>> start Supplied material

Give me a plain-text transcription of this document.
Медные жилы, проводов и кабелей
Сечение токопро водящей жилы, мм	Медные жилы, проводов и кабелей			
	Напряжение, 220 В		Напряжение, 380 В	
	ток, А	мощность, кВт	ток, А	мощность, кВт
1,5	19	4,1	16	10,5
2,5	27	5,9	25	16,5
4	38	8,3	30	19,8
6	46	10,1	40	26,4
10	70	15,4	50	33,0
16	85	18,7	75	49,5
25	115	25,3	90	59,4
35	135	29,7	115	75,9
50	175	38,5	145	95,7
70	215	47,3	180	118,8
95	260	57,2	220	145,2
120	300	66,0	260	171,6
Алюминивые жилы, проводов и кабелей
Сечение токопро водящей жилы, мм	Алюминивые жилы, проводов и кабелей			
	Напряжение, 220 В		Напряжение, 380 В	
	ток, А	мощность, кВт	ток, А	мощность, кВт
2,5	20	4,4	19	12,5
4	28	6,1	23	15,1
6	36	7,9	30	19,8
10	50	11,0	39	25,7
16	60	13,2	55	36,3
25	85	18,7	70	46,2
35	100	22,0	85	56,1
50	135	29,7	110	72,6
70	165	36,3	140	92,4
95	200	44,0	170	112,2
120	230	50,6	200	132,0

>> end Supplied material

Written request:
In the listing above, how many lines hold the word "кабелей"? Give the number and nothing more.

Solution to the problem:
4